- _Challenge_:
Return the entries verbatim and drop every picture.

- _Exercise data_:
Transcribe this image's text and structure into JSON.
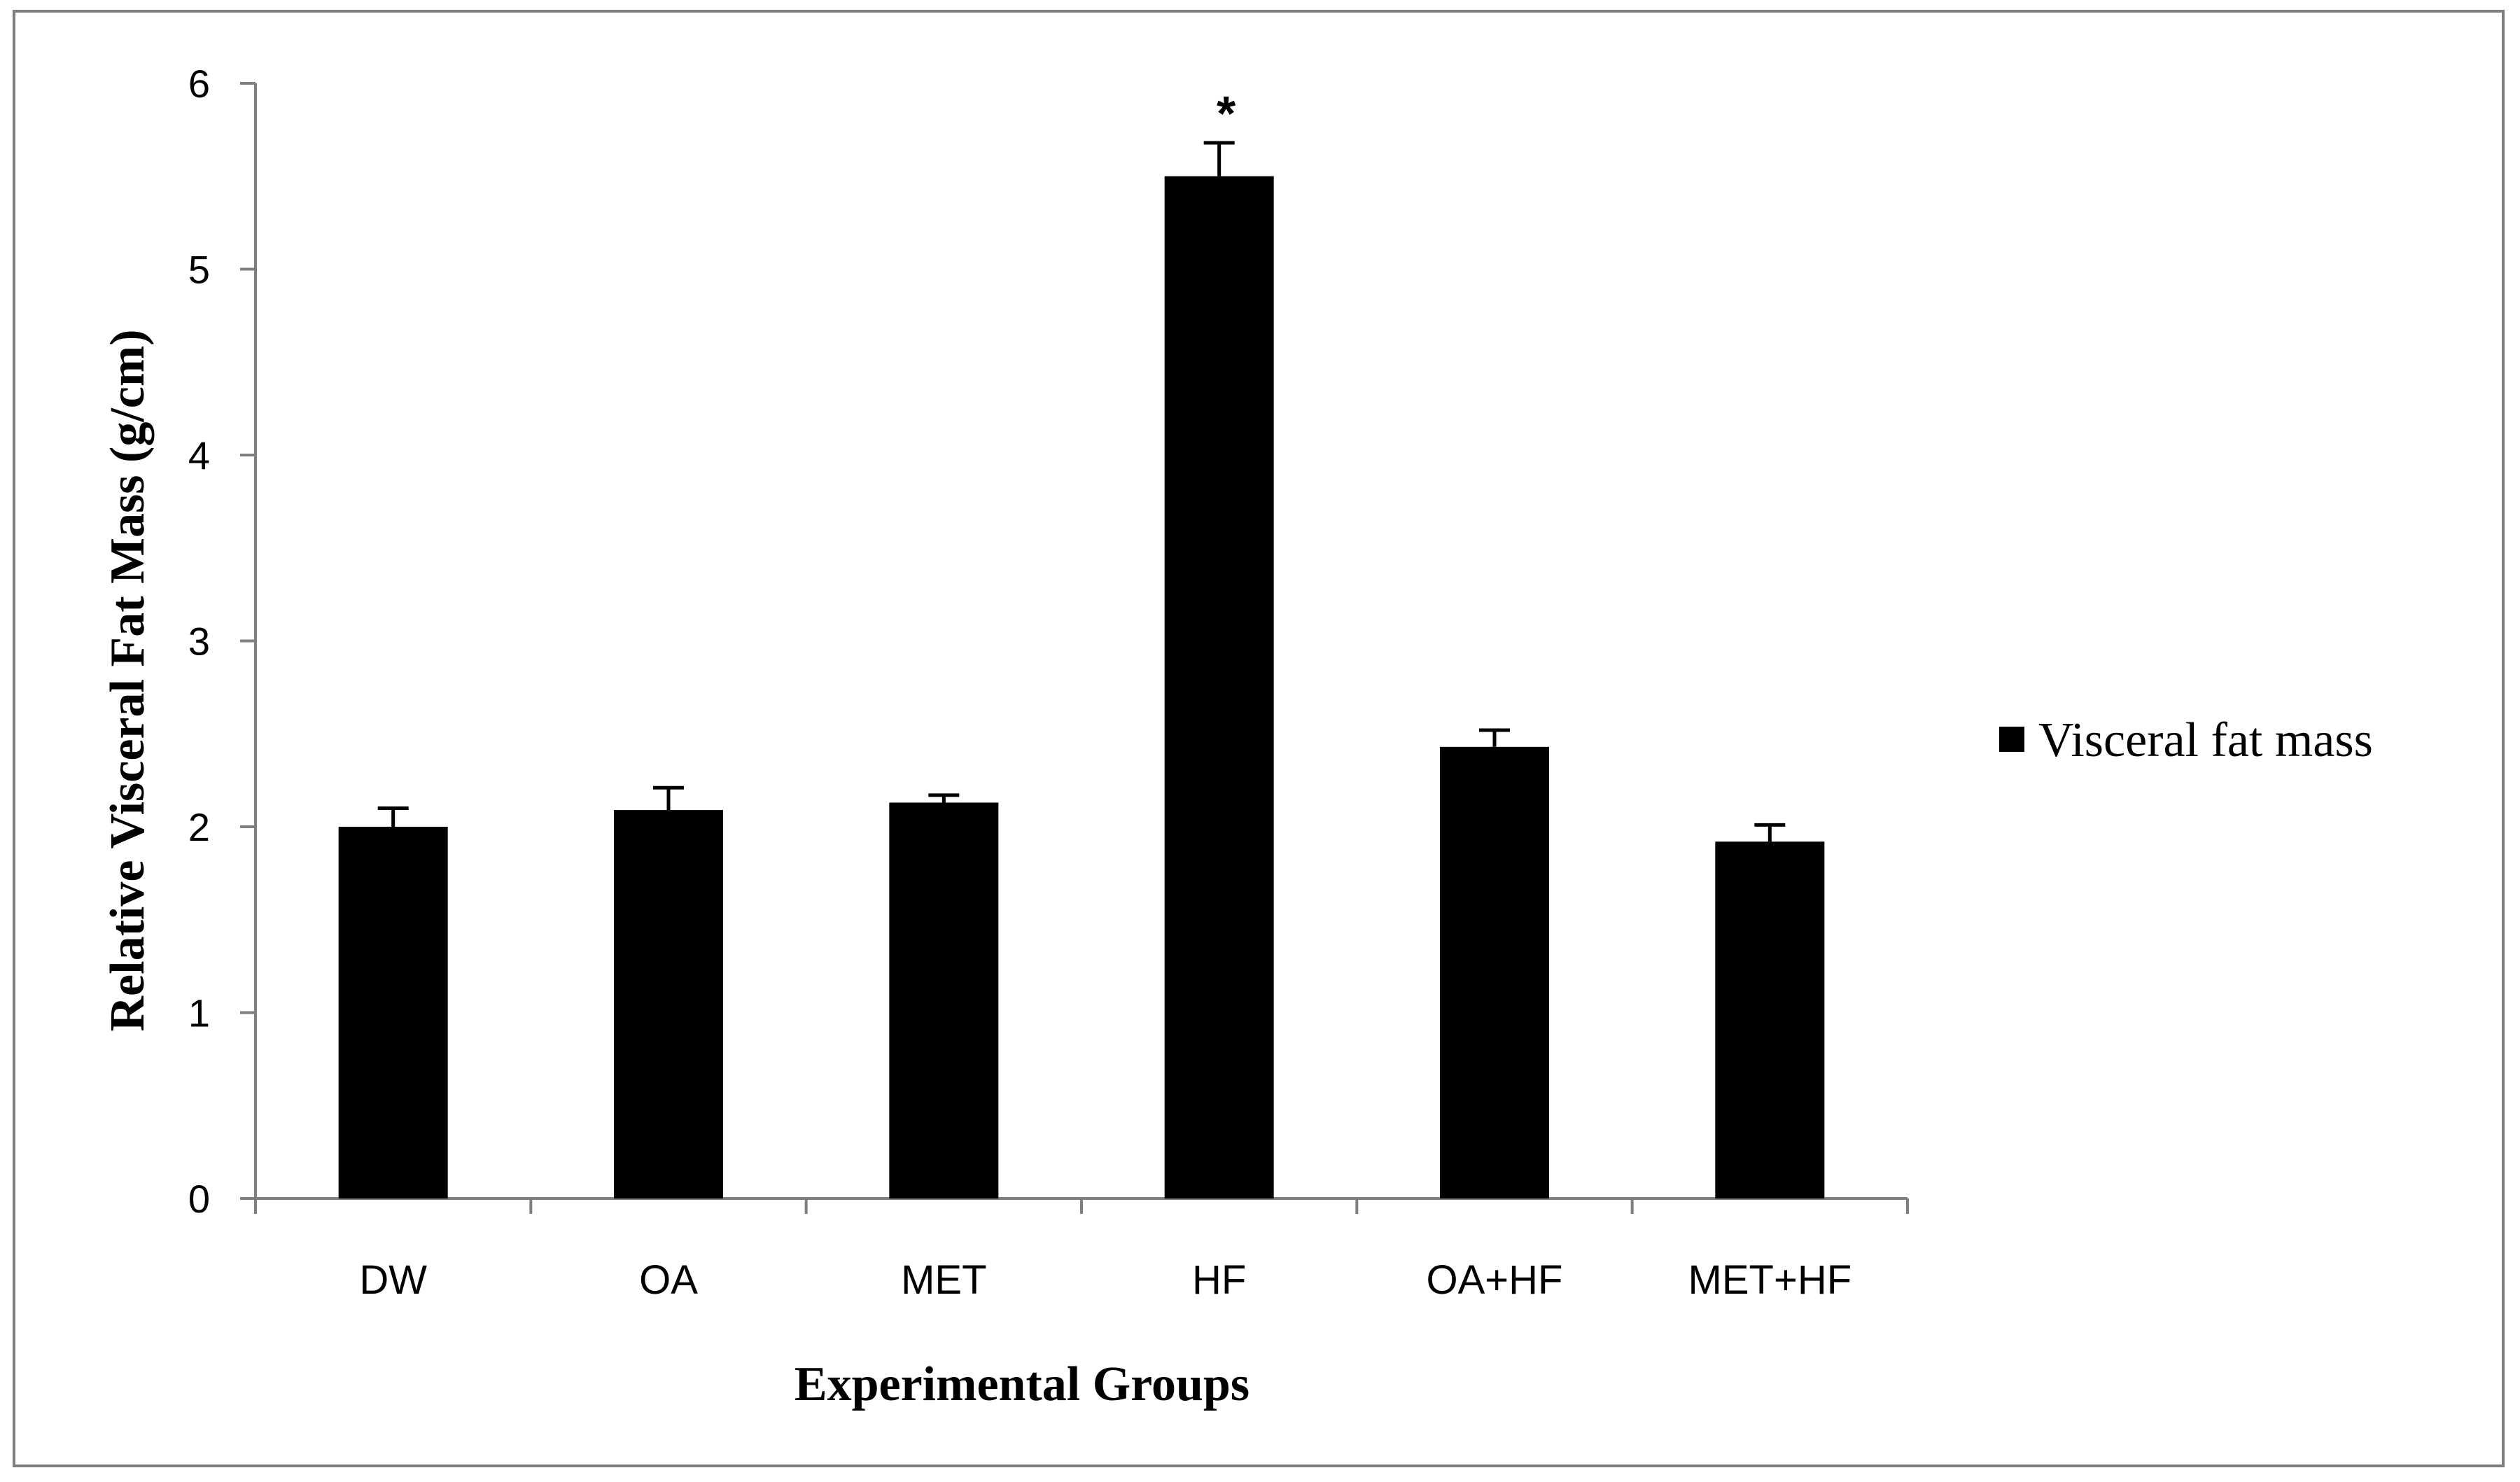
{
  "chart_data": {
    "type": "bar",
    "categories": [
      "DW",
      "OA",
      "MET",
      "HF",
      "OA+HF",
      "MET+HF"
    ],
    "series": [
      {
        "name": "Visceral fat mass",
        "values": [
          2.0,
          2.09,
          2.13,
          5.5,
          2.43,
          1.92
        ],
        "errors": [
          0.1,
          0.12,
          0.04,
          0.18,
          0.09,
          0.09
        ]
      }
    ],
    "xlabel": "Experimental Groups",
    "ylabel": "Relative Visceral Fat Mass (g/cm)",
    "ylim": [
      0,
      6
    ],
    "yticks": [
      0,
      1,
      2,
      3,
      4,
      5,
      6
    ],
    "annotations": [
      {
        "category": "HF",
        "text": "*"
      }
    ],
    "legend_position": "right",
    "grid": false,
    "bar_color": "#000000",
    "axis_color": "#7f7f7f"
  }
}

- _Result of the exercise_:
Transcribe this image's text and structure into JSON.
{
  "chart_data": {
    "type": "bar",
    "categories": [
      "DW",
      "OA",
      "MET",
      "HF",
      "OA+HF",
      "MET+HF"
    ],
    "series": [
      {
        "name": "Visceral fat mass",
        "values": [
          2.0,
          2.09,
          2.13,
          5.5,
          2.43,
          1.92
        ],
        "errors": [
          0.1,
          0.12,
          0.04,
          0.18,
          0.09,
          0.09
        ]
      }
    ],
    "xlabel": "Experimental Groups",
    "ylabel": "Relative Visceral Fat Mass (g/cm)",
    "ylim": [
      0,
      6
    ],
    "yticks": [
      0,
      1,
      2,
      3,
      4,
      5,
      6
    ],
    "annotations": [
      {
        "category": "HF",
        "text": "*"
      }
    ],
    "legend_position": "right",
    "grid": false,
    "bar_color": "#000000",
    "axis_color": "#7f7f7f"
  }
}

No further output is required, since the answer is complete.